_Your objective_. Repeat everything in the material exactly.

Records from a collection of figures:
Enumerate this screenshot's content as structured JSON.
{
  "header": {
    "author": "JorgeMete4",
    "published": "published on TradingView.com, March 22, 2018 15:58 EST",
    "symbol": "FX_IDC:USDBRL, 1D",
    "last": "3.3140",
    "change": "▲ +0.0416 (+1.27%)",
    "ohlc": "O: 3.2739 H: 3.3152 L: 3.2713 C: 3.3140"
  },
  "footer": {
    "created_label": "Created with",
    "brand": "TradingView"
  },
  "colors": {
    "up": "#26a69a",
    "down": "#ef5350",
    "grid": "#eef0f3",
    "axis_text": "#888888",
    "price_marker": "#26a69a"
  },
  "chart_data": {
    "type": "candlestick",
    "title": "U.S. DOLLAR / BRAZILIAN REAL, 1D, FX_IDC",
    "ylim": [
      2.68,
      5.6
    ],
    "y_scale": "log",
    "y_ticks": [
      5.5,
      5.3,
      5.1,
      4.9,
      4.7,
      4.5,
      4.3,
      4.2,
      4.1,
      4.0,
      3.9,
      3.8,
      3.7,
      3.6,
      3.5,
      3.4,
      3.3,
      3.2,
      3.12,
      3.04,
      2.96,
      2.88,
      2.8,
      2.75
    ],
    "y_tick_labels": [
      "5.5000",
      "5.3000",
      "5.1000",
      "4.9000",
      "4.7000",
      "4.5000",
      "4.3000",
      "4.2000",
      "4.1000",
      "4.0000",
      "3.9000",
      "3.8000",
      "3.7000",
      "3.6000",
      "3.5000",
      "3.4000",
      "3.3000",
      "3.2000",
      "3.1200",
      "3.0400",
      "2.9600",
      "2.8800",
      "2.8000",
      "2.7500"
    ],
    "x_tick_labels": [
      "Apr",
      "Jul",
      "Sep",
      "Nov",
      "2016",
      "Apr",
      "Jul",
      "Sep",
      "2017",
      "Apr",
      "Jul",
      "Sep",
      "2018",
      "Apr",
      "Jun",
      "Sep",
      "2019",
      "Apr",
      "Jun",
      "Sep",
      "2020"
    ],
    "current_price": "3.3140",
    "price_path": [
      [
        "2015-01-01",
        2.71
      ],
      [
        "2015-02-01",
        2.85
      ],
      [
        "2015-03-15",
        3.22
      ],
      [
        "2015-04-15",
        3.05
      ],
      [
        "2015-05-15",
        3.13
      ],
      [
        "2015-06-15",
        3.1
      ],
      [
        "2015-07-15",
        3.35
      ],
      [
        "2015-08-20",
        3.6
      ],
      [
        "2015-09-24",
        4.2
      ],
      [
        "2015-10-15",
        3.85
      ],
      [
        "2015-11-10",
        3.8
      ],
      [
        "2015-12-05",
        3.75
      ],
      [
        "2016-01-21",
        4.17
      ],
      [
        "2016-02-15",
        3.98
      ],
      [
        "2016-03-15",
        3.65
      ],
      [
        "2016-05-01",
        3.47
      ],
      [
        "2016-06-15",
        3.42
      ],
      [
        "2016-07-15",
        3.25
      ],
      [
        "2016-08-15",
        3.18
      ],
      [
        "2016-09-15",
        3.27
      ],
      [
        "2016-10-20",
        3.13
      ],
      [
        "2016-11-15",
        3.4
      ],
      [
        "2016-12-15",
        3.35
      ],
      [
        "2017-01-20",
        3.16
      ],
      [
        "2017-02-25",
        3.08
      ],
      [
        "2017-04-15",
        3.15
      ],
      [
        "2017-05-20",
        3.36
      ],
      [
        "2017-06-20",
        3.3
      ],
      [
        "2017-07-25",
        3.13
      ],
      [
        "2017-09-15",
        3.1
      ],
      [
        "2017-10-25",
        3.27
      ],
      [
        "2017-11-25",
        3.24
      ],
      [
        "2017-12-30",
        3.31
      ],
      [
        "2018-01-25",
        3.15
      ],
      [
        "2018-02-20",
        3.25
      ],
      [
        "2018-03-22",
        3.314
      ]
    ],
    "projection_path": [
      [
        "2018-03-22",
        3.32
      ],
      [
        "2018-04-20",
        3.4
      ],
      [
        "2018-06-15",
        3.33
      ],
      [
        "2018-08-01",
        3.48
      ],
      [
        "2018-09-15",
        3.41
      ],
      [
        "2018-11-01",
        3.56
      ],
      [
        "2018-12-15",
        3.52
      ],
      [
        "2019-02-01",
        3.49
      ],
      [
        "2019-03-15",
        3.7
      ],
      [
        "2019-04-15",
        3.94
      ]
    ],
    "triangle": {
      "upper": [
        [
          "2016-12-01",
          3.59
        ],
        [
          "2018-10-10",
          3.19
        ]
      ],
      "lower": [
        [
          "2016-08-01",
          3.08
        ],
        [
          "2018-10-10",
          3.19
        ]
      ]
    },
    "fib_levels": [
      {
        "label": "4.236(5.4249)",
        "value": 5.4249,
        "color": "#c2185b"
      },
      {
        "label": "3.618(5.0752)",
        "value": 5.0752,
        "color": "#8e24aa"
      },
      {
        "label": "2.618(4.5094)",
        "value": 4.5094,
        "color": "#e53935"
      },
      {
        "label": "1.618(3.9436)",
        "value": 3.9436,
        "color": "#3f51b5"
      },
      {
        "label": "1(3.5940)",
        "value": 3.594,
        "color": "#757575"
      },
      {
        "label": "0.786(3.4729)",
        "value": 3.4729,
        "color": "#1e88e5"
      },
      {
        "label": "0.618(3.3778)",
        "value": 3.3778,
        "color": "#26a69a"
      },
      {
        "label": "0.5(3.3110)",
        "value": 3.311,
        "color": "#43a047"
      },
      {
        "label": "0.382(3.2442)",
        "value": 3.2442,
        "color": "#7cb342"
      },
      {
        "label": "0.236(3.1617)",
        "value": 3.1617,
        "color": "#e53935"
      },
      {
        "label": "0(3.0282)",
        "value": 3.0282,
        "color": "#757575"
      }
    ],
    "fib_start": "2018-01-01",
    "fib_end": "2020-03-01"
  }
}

_Worked answer_.
Enumerate this screenshot's content as structured JSON.
{
  "header": {
    "author": "JorgeMete4",
    "published": "published on TradingView.com, March 22, 2018 15:58 EST",
    "symbol": "FX_IDC:USDBRL, 1D",
    "last": "3.3140",
    "change": "▲ +0.0416 (+1.27%)",
    "ohlc": "O: 3.2739 H: 3.3152 L: 3.2713 C: 3.3140"
  },
  "footer": {
    "created_label": "Created with",
    "brand": "TradingView"
  },
  "colors": {
    "up": "#26a69a",
    "down": "#ef5350",
    "grid": "#eef0f3",
    "axis_text": "#888888",
    "price_marker": "#26a69a"
  },
  "chart_data": {
    "type": "candlestick",
    "title": "U.S. DOLLAR / BRAZILIAN REAL, 1D, FX_IDC",
    "ylim": [
      2.68,
      5.6
    ],
    "y_scale": "log",
    "y_ticks": [
      5.5,
      5.3,
      5.1,
      4.9,
      4.7,
      4.5,
      4.3,
      4.2,
      4.1,
      4.0,
      3.9,
      3.8,
      3.7,
      3.6,
      3.5,
      3.4,
      3.3,
      3.2,
      3.12,
      3.04,
      2.96,
      2.88,
      2.8,
      2.75
    ],
    "y_tick_labels": [
      "5.5000",
      "5.3000",
      "5.1000",
      "4.9000",
      "4.7000",
      "4.5000",
      "4.3000",
      "4.2000",
      "4.1000",
      "4.0000",
      "3.9000",
      "3.8000",
      "3.7000",
      "3.6000",
      "3.5000",
      "3.4000",
      "3.3000",
      "3.2000",
      "3.1200",
      "3.0400",
      "2.9600",
      "2.8800",
      "2.8000",
      "2.7500"
    ],
    "x_tick_labels": [
      "Apr",
      "Jul",
      "Sep",
      "Nov",
      "2016",
      "Apr",
      "Jul",
      "Sep",
      "2017",
      "Apr",
      "Jul",
      "Sep",
      "2018",
      "Apr",
      "Jun",
      "Sep",
      "2019",
      "Apr",
      "Jun",
      "Sep",
      "2020"
    ],
    "current_price": "3.3140",
    "price_path": [
      [
        "2015-01-01",
        2.71
      ],
      [
        "2015-02-01",
        2.85
      ],
      [
        "2015-03-15",
        3.22
      ],
      [
        "2015-04-15",
        3.05
      ],
      [
        "2015-05-15",
        3.13
      ],
      [
        "2015-06-15",
        3.1
      ],
      [
        "2015-07-15",
        3.35
      ],
      [
        "2015-08-20",
        3.6
      ],
      [
        "2015-09-24",
        4.2
      ],
      [
        "2015-10-15",
        3.85
      ],
      [
        "2015-11-10",
        3.8
      ],
      [
        "2015-12-05",
        3.75
      ],
      [
        "2016-01-21",
        4.17
      ],
      [
        "2016-02-15",
        3.98
      ],
      [
        "2016-03-15",
        3.65
      ],
      [
        "2016-05-01",
        3.47
      ],
      [
        "2016-06-15",
        3.42
      ],
      [
        "2016-07-15",
        3.25
      ],
      [
        "2016-08-15",
        3.18
      ],
      [
        "2016-09-15",
        3.27
      ],
      [
        "2016-10-20",
        3.13
      ],
      [
        "2016-11-15",
        3.4
      ],
      [
        "2016-12-15",
        3.35
      ],
      [
        "2017-01-20",
        3.16
      ],
      [
        "2017-02-25",
        3.08
      ],
      [
        "2017-04-15",
        3.15
      ],
      [
        "2017-05-20",
        3.36
      ],
      [
        "2017-06-20",
        3.3
      ],
      [
        "2017-07-25",
        3.13
      ],
      [
        "2017-09-15",
        3.1
      ],
      [
        "2017-10-25",
        3.27
      ],
      [
        "2017-11-25",
        3.24
      ],
      [
        "2017-12-30",
        3.31
      ],
      [
        "2018-01-25",
        3.15
      ],
      [
        "2018-02-20",
        3.25
      ],
      [
        "2018-03-22",
        3.314
      ]
    ],
    "projection_path": [
      [
        "2018-03-22",
        3.32
      ],
      [
        "2018-04-20",
        3.4
      ],
      [
        "2018-06-15",
        3.33
      ],
      [
        "2018-08-01",
        3.48
      ],
      [
        "2018-09-15",
        3.41
      ],
      [
        "2018-11-01",
        3.56
      ],
      [
        "2018-12-15",
        3.52
      ],
      [
        "2019-02-01",
        3.49
      ],
      [
        "2019-03-15",
        3.7
      ],
      [
        "2019-04-15",
        3.94
      ]
    ],
    "triangle": {
      "upper": [
        [
          "2016-12-01",
          3.59
        ],
        [
          "2018-10-10",
          3.19
        ]
      ],
      "lower": [
        [
          "2016-08-01",
          3.08
        ],
        [
          "2018-10-10",
          3.19
        ]
      ]
    },
    "fib_levels": [
      {
        "label": "4.236(5.4249)",
        "value": 5.4249,
        "color": "#c2185b"
      },
      {
        "label": "3.618(5.0752)",
        "value": 5.0752,
        "color": "#8e24aa"
      },
      {
        "label": "2.618(4.5094)",
        "value": 4.5094,
        "color": "#e53935"
      },
      {
        "label": "1.618(3.9436)",
        "value": 3.9436,
        "color": "#3f51b5"
      },
      {
        "label": "1(3.5940)",
        "value": 3.594,
        "color": "#757575"
      },
      {
        "label": "0.786(3.4729)",
        "value": 3.4729,
        "color": "#1e88e5"
      },
      {
        "label": "0.618(3.3778)",
        "value": 3.3778,
        "color": "#26a69a"
      },
      {
        "label": "0.5(3.3110)",
        "value": 3.311,
        "color": "#43a047"
      },
      {
        "label": "0.382(3.2442)",
        "value": 3.2442,
        "color": "#7cb342"
      },
      {
        "label": "0.236(3.1617)",
        "value": 3.1617,
        "color": "#e53935"
      },
      {
        "label": "0(3.0282)",
        "value": 3.0282,
        "color": "#757575"
      }
    ],
    "fib_start": "2018-01-01",
    "fib_end": "2020-03-01"
  }
}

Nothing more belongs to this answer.